▸ What you are asked to do: Word for word, give the material below again, minus any images.

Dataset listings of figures
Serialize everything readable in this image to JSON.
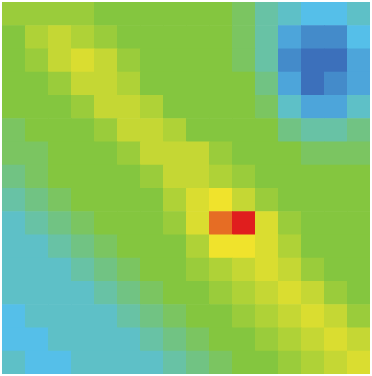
{
  "chart_data": {
    "type": "heatmap",
    "z": [
      [
        5.5,
        5.5,
        5.5,
        5.5,
        5,
        5,
        5,
        5,
        5,
        5,
        4.5,
        3.5,
        3,
        2.5,
        2.5,
        3
      ],
      [
        5,
        6,
        6.5,
        6,
        5.5,
        5,
        5,
        5,
        5,
        5,
        4.5,
        3.5,
        2,
        1.5,
        1.5,
        2.5
      ],
      [
        5,
        5.5,
        6.5,
        7,
        6.5,
        5.5,
        5,
        5,
        5,
        5,
        4.5,
        3.5,
        1.5,
        1,
        1,
        2
      ],
      [
        5,
        5,
        5.5,
        6.5,
        6.5,
        6,
        5,
        5,
        5,
        5,
        5,
        4,
        2,
        1,
        1.5,
        2
      ],
      [
        5,
        5,
        5,
        5.5,
        6.5,
        6.5,
        6,
        5,
        5,
        5,
        5,
        4.5,
        3,
        2,
        2,
        3
      ],
      [
        4.5,
        5,
        5,
        5,
        5.5,
        6.5,
        6.5,
        6,
        5,
        5,
        5,
        5,
        4,
        3.5,
        3.5,
        4
      ],
      [
        4.5,
        4.5,
        5,
        5,
        5,
        5.5,
        6.5,
        6.5,
        6.5,
        5.5,
        5,
        5,
        5,
        4.5,
        4.5,
        4.5
      ],
      [
        4,
        4.5,
        5,
        5,
        5,
        5,
        5.5,
        6.5,
        6.5,
        6,
        5.5,
        5,
        5,
        5,
        5,
        5
      ],
      [
        3.5,
        4,
        4.5,
        5,
        5,
        5,
        5,
        6,
        7,
        7.5,
        6.5,
        5.5,
        5,
        5,
        5,
        5
      ],
      [
        3,
        3.5,
        4,
        4.5,
        5,
        5,
        5,
        5.5,
        7,
        9,
        10,
        7,
        5.5,
        5,
        5,
        5
      ],
      [
        3,
        3,
        3.5,
        4,
        4.5,
        5,
        5,
        5,
        6,
        7.5,
        7.5,
        7,
        6,
        5,
        5,
        5
      ],
      [
        3,
        3,
        3,
        3.5,
        4,
        4.5,
        5,
        5,
        5.5,
        6,
        6.5,
        7,
        6.5,
        5.5,
        5,
        5
      ],
      [
        3,
        3,
        3,
        3,
        3.5,
        4,
        4.5,
        5,
        5,
        5.5,
        6,
        6.5,
        7,
        6.5,
        5.5,
        5
      ],
      [
        2.5,
        3,
        3,
        3,
        3,
        3.5,
        4,
        4.5,
        5,
        5,
        5.5,
        6,
        6.5,
        7,
        6.5,
        5.5
      ],
      [
        2.5,
        2.5,
        3,
        3,
        3,
        3,
        3.5,
        4,
        4.5,
        5,
        5,
        5.5,
        6,
        6.5,
        7,
        6.5
      ],
      [
        3,
        2.5,
        2.5,
        3,
        3,
        3,
        3,
        3.5,
        4,
        4.5,
        5,
        5,
        5.5,
        6,
        6.5,
        7
      ]
    ],
    "zlim": [
      0,
      10
    ],
    "tick_labels": false
  }
}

▸ Solved problem:
Serialize everything readable in this image to JSON.
{
  "chart_data": {
    "type": "heatmap",
    "z": [
      [
        5.5,
        5.5,
        5.5,
        5.5,
        5,
        5,
        5,
        5,
        5,
        5,
        4.5,
        3.5,
        3,
        2.5,
        2.5,
        3
      ],
      [
        5,
        6,
        6.5,
        6,
        5.5,
        5,
        5,
        5,
        5,
        5,
        4.5,
        3.5,
        2,
        1.5,
        1.5,
        2.5
      ],
      [
        5,
        5.5,
        6.5,
        7,
        6.5,
        5.5,
        5,
        5,
        5,
        5,
        4.5,
        3.5,
        1.5,
        1,
        1,
        2
      ],
      [
        5,
        5,
        5.5,
        6.5,
        6.5,
        6,
        5,
        5,
        5,
        5,
        5,
        4,
        2,
        1,
        1.5,
        2
      ],
      [
        5,
        5,
        5,
        5.5,
        6.5,
        6.5,
        6,
        5,
        5,
        5,
        5,
        4.5,
        3,
        2,
        2,
        3
      ],
      [
        4.5,
        5,
        5,
        5,
        5.5,
        6.5,
        6.5,
        6,
        5,
        5,
        5,
        5,
        4,
        3.5,
        3.5,
        4
      ],
      [
        4.5,
        4.5,
        5,
        5,
        5,
        5.5,
        6.5,
        6.5,
        6.5,
        5.5,
        5,
        5,
        5,
        4.5,
        4.5,
        4.5
      ],
      [
        4,
        4.5,
        5,
        5,
        5,
        5,
        5.5,
        6.5,
        6.5,
        6,
        5.5,
        5,
        5,
        5,
        5,
        5
      ],
      [
        3.5,
        4,
        4.5,
        5,
        5,
        5,
        5,
        6,
        7,
        7.5,
        6.5,
        5.5,
        5,
        5,
        5,
        5
      ],
      [
        3,
        3.5,
        4,
        4.5,
        5,
        5,
        5,
        5.5,
        7,
        9,
        10,
        7,
        5.5,
        5,
        5,
        5
      ],
      [
        3,
        3,
        3.5,
        4,
        4.5,
        5,
        5,
        5,
        6,
        7.5,
        7.5,
        7,
        6,
        5,
        5,
        5
      ],
      [
        3,
        3,
        3,
        3.5,
        4,
        4.5,
        5,
        5,
        5.5,
        6,
        6.5,
        7,
        6.5,
        5.5,
        5,
        5
      ],
      [
        3,
        3,
        3,
        3,
        3.5,
        4,
        4.5,
        5,
        5,
        5.5,
        6,
        6.5,
        7,
        6.5,
        5.5,
        5
      ],
      [
        2.5,
        3,
        3,
        3,
        3,
        3.5,
        4,
        4.5,
        5,
        5,
        5.5,
        6,
        6.5,
        7,
        6.5,
        5.5
      ],
      [
        2.5,
        2.5,
        3,
        3,
        3,
        3,
        3.5,
        4,
        4.5,
        5,
        5,
        5.5,
        6,
        6.5,
        7,
        6.5
      ],
      [
        3,
        2.5,
        2.5,
        3,
        3,
        3,
        3,
        3.5,
        4,
        4.5,
        5,
        5,
        5.5,
        6,
        6.5,
        7
      ]
    ],
    "zlim": [
      0,
      10
    ],
    "tick_labels": false
  }
}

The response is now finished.